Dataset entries

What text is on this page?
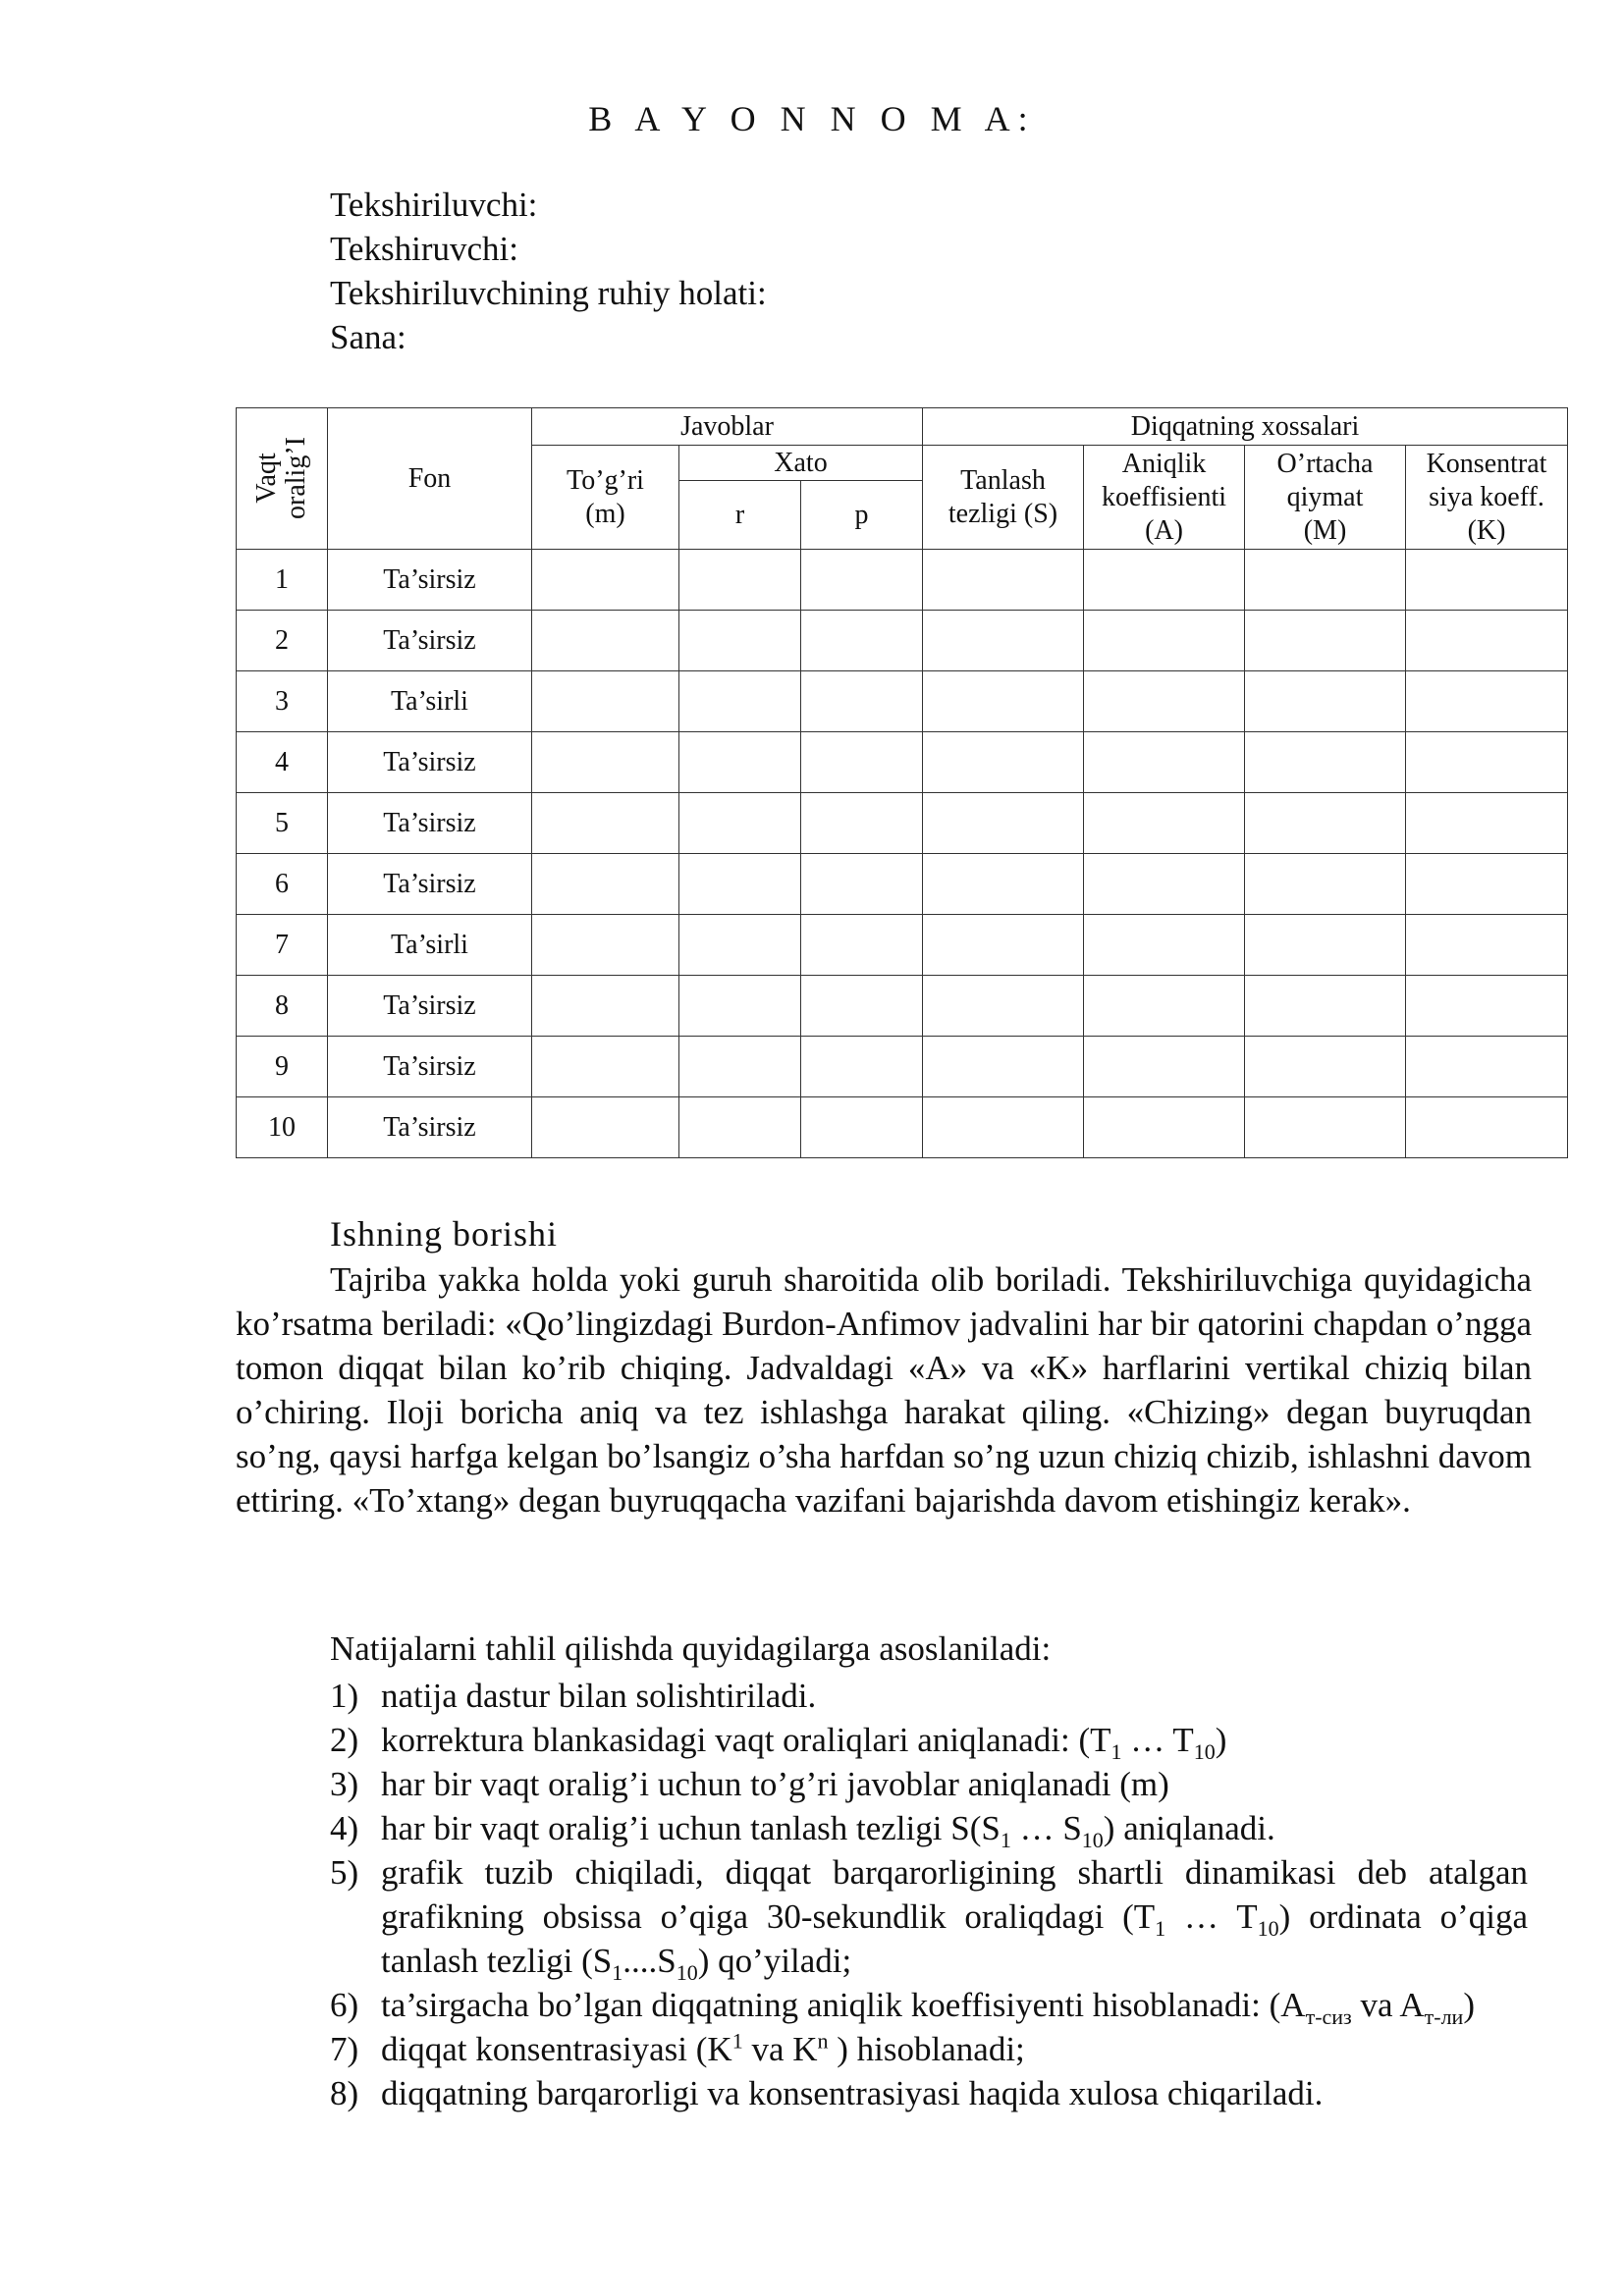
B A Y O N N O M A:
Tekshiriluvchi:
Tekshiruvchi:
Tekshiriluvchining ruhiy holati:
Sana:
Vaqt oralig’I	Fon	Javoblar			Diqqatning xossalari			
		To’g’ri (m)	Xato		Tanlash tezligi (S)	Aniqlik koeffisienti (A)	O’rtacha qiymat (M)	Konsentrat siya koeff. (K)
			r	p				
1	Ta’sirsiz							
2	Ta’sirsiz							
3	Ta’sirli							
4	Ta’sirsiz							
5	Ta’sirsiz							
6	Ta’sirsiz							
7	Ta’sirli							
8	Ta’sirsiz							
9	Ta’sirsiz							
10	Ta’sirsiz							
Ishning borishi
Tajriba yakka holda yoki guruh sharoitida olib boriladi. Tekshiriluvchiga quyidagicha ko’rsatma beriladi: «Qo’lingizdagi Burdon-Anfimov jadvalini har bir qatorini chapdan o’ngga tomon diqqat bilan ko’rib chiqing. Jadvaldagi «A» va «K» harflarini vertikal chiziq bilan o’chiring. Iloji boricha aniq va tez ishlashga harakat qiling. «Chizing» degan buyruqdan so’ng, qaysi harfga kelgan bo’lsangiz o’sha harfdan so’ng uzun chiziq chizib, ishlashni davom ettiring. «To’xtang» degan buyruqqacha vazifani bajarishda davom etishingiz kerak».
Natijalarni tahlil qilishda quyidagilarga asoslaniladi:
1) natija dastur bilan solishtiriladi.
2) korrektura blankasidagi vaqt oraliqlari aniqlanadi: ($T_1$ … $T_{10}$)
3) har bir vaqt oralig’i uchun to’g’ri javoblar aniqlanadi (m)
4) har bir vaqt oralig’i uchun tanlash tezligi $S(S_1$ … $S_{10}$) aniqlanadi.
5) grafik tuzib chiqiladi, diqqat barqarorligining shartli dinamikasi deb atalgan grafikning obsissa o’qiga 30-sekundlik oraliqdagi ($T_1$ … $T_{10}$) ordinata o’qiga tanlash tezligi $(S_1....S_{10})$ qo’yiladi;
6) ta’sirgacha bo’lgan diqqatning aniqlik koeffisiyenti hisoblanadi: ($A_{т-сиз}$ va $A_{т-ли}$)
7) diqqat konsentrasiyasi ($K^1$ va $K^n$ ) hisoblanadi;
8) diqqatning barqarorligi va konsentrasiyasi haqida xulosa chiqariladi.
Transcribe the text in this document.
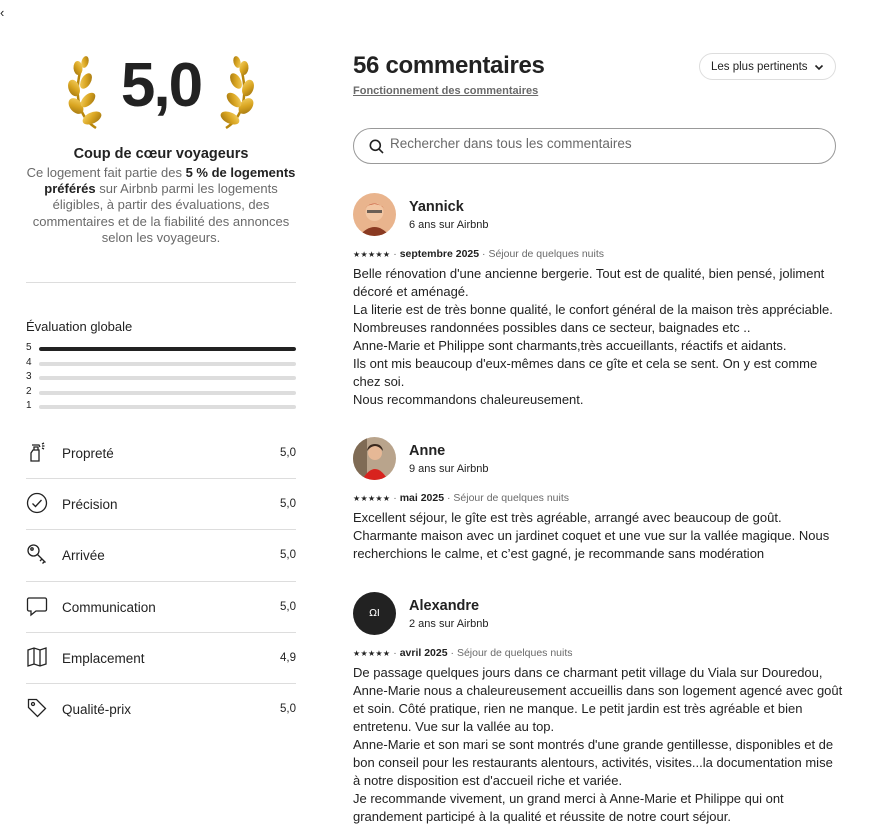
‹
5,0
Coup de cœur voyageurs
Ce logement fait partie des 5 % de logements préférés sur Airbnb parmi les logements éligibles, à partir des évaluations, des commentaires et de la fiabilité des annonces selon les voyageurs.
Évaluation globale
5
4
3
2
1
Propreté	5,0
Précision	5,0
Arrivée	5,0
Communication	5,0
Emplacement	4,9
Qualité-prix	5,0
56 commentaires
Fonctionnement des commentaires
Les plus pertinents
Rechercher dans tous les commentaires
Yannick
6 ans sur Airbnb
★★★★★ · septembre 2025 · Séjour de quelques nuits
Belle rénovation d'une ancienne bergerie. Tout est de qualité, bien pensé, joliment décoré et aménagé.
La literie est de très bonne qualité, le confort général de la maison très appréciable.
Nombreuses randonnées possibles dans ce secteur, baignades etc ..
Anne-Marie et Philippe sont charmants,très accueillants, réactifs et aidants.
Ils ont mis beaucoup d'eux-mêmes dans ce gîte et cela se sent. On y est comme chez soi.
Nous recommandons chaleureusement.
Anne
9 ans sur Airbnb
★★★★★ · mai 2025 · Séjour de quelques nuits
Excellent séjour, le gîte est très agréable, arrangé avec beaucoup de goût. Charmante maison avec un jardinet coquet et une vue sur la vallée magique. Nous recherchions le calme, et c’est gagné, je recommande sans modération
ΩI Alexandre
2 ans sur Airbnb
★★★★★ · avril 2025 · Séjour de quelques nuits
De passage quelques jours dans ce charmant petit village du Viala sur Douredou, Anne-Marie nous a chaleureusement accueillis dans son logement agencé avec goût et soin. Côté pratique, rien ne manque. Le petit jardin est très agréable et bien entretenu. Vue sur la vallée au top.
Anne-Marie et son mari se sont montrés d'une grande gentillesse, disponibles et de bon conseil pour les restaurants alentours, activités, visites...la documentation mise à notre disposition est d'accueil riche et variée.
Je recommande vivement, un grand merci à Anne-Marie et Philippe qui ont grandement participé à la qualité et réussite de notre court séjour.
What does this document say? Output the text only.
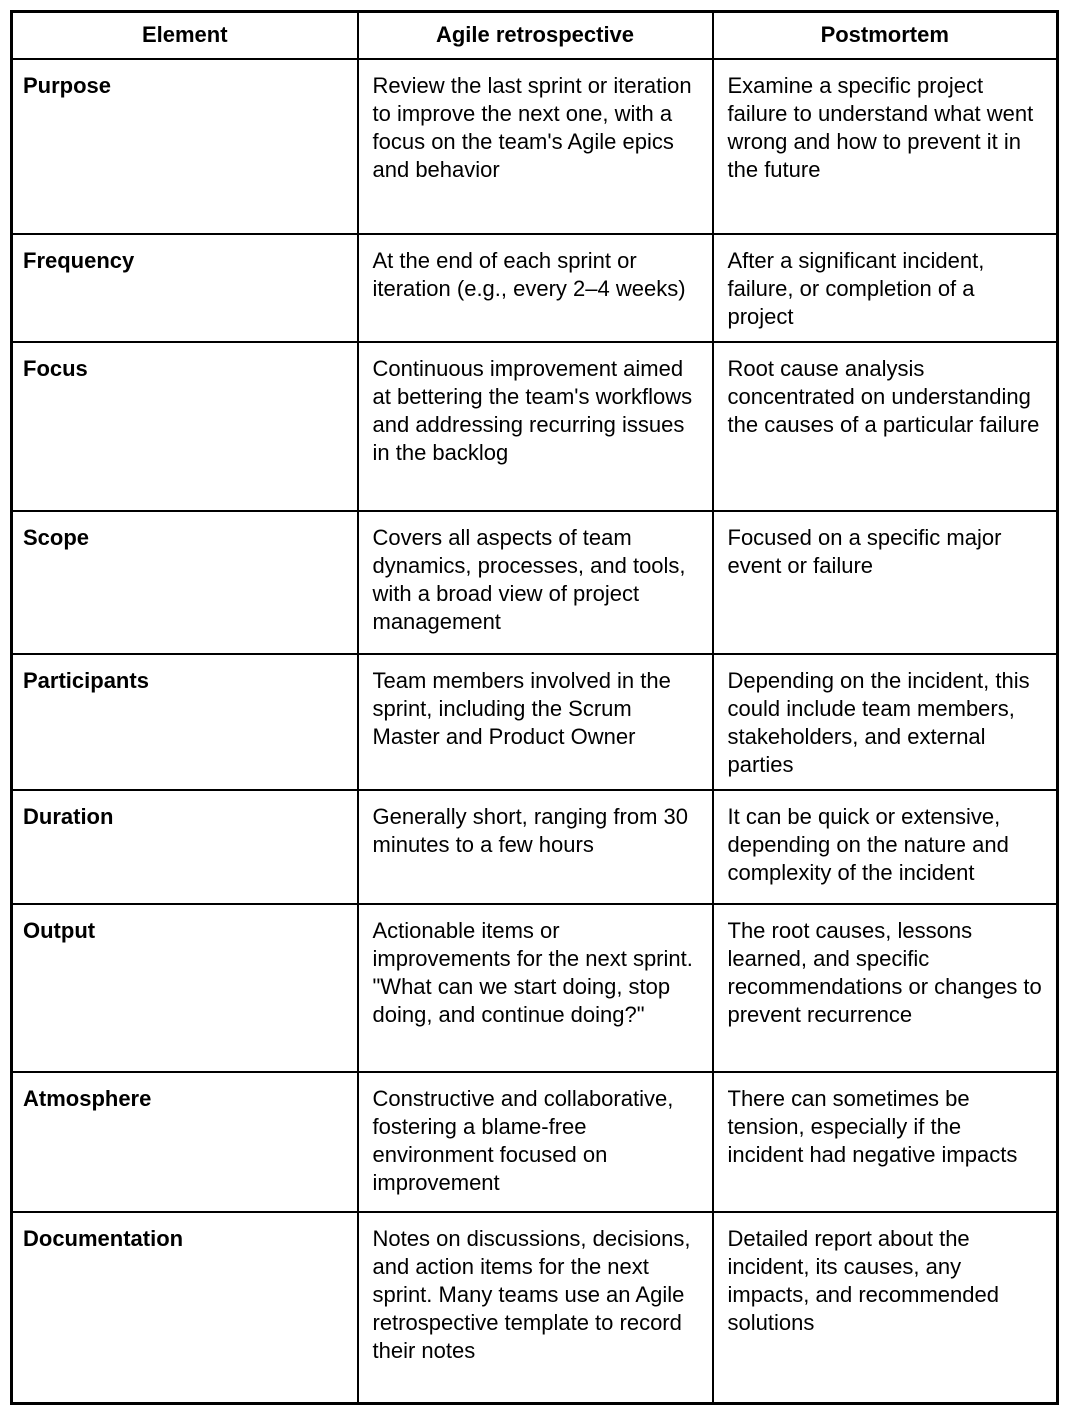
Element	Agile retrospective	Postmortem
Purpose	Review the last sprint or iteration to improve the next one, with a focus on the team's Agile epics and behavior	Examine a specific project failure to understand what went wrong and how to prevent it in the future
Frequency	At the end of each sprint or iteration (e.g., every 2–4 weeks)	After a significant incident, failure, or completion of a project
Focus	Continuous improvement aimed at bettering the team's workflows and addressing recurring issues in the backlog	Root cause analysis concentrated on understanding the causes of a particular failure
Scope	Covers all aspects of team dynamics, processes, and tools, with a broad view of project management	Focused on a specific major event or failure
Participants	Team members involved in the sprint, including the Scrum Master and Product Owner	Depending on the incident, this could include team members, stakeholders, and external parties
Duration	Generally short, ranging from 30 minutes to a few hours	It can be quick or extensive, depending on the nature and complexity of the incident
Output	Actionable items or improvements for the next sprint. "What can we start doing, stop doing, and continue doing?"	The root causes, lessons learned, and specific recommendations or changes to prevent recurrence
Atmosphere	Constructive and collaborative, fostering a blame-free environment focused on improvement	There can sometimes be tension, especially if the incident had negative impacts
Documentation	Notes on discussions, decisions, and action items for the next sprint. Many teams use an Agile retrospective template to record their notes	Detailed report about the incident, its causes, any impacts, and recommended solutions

WHAT TO WORK ON — Each record above should come back exactly the same, only without its pictures.

COMPLETED TASK —
What text is on this page?
B A Y O N N O M A:
Tekshiriluvchi:
Tekshiruvchi:
Tekshiriluvchining ruhiy holati:
Sana:
Vaqt oralig’I	Fon	Javoblar			Diqqatning xossalari			
		To’g’ri (m)	Xato		Tanlash tezligi (S)	Aniqlik koeffisienti (A)	O’rtacha qiymat (M)	Konsentrat siya koeff. (K)
			r	p				
1	Ta’sirsiz							
2	Ta’sirsiz							
3	Ta’sirli							
4	Ta’sirsiz							
5	Ta’sirsiz							
6	Ta’sirsiz							
7	Ta’sirli							
8	Ta’sirsiz							
9	Ta’sirsiz							
10	Ta’sirsiz							
Ishning borishi
Tajriba yakka holda yoki guruh sharoitida olib boriladi. Tekshiriluvchiga quyidagicha ko’rsatma beriladi: «Qo’lingizdagi Burdon-Anfimov jadvalini har bir qatorini chapdan o’ngga tomon diqqat bilan ko’rib chiqing. Jadvaldagi «A» va «K» harflarini vertikal chiziq bilan o’chiring. Iloji boricha aniq va tez ishlashga harakat qiling. «Chizing» degan buyruqdan so’ng, qaysi harfga kelgan bo’lsangiz o’sha harfdan so’ng uzun chiziq chizib, ishlashni davom ettiring. «To’xtang» degan buyruqqacha vazifani bajarishda davom etishingiz kerak».
Natijalarni tahlil qilishda quyidagilarga asoslaniladi:
1) natija dastur bilan solishtiriladi.
2) korrektura blankasidagi vaqt oraliqlari aniqlanadi: ($T_1$ … $T_{10}$)
3) har bir vaqt oralig’i uchun to’g’ri javoblar aniqlanadi (m)
4) har bir vaqt oralig’i uchun tanlash tezligi $S(S_1$ … $S_{10}$) aniqlanadi.
5) grafik tuzib chiqiladi, diqqat barqarorligining shartli dinamikasi deb atalgan grafikning obsissa o’qiga 30-sekundlik oraliqdagi ($T_1$ … $T_{10}$) ordinata o’qiga tanlash tezligi $(S_1....S_{10})$ qo’yiladi;
6) ta’sirgacha bo’lgan diqqatning aniqlik koeffisiyenti hisoblanadi: ($A_{т-сиз}$ va $A_{т-ли}$)
7) diqqat konsentrasiyasi ($K^1$ va $K^n$ ) hisoblanadi;
8) diqqatning barqarorligi va konsentrasiyasi haqida xulosa chiqariladi.
Transcribe the text in this document.
‹
5,0
Coup de cœur voyageurs
Ce logement fait partie des 5 % de logements préférés sur Airbnb parmi les logements éligibles, à partir des évaluations, des commentaires et de la fiabilité des annonces selon les voyageurs.
Évaluation globale
5
4
3
2
1
Propreté	5,0
Précision	5,0
Arrivée	5,0
Communication	5,0
Emplacement	4,9
Qualité-prix	5,0
56 commentaires
Fonctionnement des commentaires
Les plus pertinents
Rechercher dans tous les commentaires
Yannick
6 ans sur Airbnb
★★★★★ · septembre 2025 · Séjour de quelques nuits
Belle rénovation d'une ancienne bergerie. Tout est de qualité, bien pensé, joliment décoré et aménagé.
La literie est de très bonne qualité, le confort général de la maison très appréciable.
Nombreuses randonnées possibles dans ce secteur, baignades etc ..
Anne-Marie et Philippe sont charmants,très accueillants, réactifs et aidants.
Ils ont mis beaucoup d'eux-mêmes dans ce gîte et cela se sent. On y est comme chez soi.
Nous recommandons chaleureusement.
Anne
9 ans sur Airbnb
★★★★★ · mai 2025 · Séjour de quelques nuits
Excellent séjour, le gîte est très agréable, arrangé avec beaucoup de goût. Charmante maison avec un jardinet coquet et une vue sur la vallée magique. Nous recherchions le calme, et c’est gagné, je recommande sans modération
ΩI Alexandre
2 ans sur Airbnb
★★★★★ · avril 2025 · Séjour de quelques nuits
De passage quelques jours dans ce charmant petit village du Viala sur Douredou, Anne-Marie nous a chaleureusement accueillis dans son logement agencé avec goût et soin. Côté pratique, rien ne manque. Le petit jardin est très agréable et bien entretenu. Vue sur la vallée au top.
Anne-Marie et son mari se sont montrés d'une grande gentillesse, disponibles et de bon conseil pour les restaurants alentours, activités, visites...la documentation mise à notre disposition est d'accueil riche et variée.
Je recommande vivement, un grand merci à Anne-Marie et Philippe qui ont grandement participé à la qualité et réussite de notre court séjour.
What does this document say? Output the text only.
Element	Agile retrospective	Postmortem
Purpose	Review the last sprint or iteration to improve the next one, with a focus on the team's Agile epics and behavior	Examine a specific project failure to understand what went wrong and how to prevent it in the future
Frequency	At the end of each sprint or iteration (e.g., every 2–4 weeks)	After a significant incident, failure, or completion of a project
Focus	Continuous improvement aimed at bettering the team's workflows and addressing recurring issues in the backlog	Root cause analysis concentrated on understanding the causes of a particular failure
Scope	Covers all aspects of team dynamics, processes, and tools, with a broad view of project management	Focused on a specific major event or failure
Participants	Team members involved in the sprint, including the Scrum Master and Product Owner	Depending on the incident, this could include team members, stakeholders, and external parties
Duration	Generally short, ranging from 30 minutes to a few hours	It can be quick or extensive, depending on the nature and complexity of the incident
Output	Actionable items or improvements for the next sprint. "What can we start doing, stop doing, and continue doing?"	The root causes, lessons learned, and specific recommendations or changes to prevent recurrence
Atmosphere	Constructive and collaborative, fostering a blame-free environment focused on improvement	There can sometimes be tension, especially if the incident had negative impacts
Documentation	Notes on discussions, decisions, and action items for the next sprint. Many teams use an Agile retrospective template to record their notes	Detailed report about the incident, its causes, any impacts, and recommended solutions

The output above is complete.